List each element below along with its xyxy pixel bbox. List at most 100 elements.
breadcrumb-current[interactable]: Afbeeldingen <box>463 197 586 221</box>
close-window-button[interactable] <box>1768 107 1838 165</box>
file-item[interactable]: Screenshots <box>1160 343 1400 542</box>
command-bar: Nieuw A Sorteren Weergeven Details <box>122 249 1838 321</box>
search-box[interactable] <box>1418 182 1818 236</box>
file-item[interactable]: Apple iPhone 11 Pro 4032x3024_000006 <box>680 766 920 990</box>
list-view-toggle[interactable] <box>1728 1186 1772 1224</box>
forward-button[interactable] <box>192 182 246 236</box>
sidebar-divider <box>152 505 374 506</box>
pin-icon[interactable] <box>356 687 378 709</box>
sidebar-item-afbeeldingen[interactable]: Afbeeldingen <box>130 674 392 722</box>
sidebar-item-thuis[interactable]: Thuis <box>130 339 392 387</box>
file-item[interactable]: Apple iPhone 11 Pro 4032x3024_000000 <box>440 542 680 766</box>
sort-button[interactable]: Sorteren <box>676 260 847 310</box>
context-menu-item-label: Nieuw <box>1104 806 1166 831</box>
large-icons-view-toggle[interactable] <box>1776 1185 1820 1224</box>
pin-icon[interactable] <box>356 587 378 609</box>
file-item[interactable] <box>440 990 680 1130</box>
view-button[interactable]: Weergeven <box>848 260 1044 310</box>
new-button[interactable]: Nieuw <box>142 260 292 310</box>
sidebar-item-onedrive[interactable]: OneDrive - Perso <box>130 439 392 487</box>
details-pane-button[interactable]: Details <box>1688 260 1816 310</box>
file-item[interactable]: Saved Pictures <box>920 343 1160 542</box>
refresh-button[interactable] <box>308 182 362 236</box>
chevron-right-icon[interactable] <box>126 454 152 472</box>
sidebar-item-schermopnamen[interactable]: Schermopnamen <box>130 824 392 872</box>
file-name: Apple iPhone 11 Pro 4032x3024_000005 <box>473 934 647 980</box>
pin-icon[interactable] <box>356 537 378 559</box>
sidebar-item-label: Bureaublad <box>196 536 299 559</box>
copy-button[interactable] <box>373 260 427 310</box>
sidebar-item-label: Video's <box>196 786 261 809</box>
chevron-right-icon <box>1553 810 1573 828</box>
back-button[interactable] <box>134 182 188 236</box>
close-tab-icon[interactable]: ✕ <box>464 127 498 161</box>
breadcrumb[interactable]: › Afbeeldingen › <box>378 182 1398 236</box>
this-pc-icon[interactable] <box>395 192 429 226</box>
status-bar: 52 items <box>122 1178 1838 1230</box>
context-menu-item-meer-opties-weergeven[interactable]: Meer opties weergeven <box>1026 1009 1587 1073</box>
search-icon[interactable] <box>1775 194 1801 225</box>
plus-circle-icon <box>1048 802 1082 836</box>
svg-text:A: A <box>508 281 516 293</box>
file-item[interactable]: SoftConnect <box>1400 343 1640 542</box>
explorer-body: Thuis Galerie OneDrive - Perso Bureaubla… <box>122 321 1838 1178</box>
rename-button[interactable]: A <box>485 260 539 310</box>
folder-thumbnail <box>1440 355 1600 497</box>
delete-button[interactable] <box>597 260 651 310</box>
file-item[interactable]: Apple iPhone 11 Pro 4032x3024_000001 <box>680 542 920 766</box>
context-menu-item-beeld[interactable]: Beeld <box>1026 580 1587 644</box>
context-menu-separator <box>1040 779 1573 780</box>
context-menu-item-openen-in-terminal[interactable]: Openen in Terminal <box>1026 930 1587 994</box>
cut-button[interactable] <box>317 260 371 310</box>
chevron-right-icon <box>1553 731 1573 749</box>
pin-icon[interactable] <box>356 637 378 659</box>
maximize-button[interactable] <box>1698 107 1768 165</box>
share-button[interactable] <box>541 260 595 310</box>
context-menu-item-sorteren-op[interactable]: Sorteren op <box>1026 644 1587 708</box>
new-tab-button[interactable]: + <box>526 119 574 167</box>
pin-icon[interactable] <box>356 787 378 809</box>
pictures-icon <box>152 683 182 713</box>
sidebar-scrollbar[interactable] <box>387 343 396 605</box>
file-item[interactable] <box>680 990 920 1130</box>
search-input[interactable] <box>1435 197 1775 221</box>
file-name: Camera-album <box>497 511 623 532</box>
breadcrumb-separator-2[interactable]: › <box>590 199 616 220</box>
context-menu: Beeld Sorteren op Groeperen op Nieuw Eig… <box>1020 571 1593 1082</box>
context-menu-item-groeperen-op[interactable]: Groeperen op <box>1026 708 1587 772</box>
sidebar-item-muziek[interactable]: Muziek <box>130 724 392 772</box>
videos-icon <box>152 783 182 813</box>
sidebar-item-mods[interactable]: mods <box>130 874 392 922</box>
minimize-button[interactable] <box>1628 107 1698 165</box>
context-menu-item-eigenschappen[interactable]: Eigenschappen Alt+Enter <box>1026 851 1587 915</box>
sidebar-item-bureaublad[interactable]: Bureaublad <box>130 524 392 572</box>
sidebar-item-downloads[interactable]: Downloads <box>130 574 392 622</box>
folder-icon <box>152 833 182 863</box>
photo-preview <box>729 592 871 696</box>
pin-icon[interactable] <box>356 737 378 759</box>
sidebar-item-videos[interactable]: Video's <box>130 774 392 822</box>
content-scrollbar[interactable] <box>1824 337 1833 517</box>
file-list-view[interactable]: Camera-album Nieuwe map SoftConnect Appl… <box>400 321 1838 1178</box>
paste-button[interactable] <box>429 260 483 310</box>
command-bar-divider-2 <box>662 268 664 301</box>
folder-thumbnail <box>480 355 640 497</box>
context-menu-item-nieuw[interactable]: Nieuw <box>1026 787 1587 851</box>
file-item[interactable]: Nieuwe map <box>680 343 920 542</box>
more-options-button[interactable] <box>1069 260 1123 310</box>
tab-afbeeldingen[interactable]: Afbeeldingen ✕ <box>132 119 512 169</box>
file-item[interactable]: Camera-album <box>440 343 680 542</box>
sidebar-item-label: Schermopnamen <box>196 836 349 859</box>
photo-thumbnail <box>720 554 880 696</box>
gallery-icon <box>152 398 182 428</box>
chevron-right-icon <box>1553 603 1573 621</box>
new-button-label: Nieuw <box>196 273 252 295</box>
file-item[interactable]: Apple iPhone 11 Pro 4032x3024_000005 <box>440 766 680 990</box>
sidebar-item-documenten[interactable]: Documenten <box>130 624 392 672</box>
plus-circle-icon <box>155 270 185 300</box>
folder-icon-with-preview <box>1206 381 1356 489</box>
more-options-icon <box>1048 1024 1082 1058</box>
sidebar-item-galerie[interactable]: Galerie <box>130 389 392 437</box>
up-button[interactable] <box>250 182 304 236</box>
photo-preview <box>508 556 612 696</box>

Instructions to follow:
Express the material as a Markdown table with the columns Row and Line, from its start through the line containing "command-bar: Nieuw A", both ends included. Leave out blank lines.

Output below:
| Row | Line |
|---|---|
| 1 | List each element below along with its xyxy pixel bbox. List at most 100 elements. |
| 2 | breadcrumb-current[interactable]: Afbeeldingen <box>463 197 586 221</box> |
| 3 | close-window-button[interactable] <box>1768 107 1838 165</box> |
| 4 | file-item[interactable]: Screenshots <box>1160 343 1400 542</box> |
| 5 | command-bar: Nieuw A Sorteren Weergeven Details <box>122 249 1838 321</box> |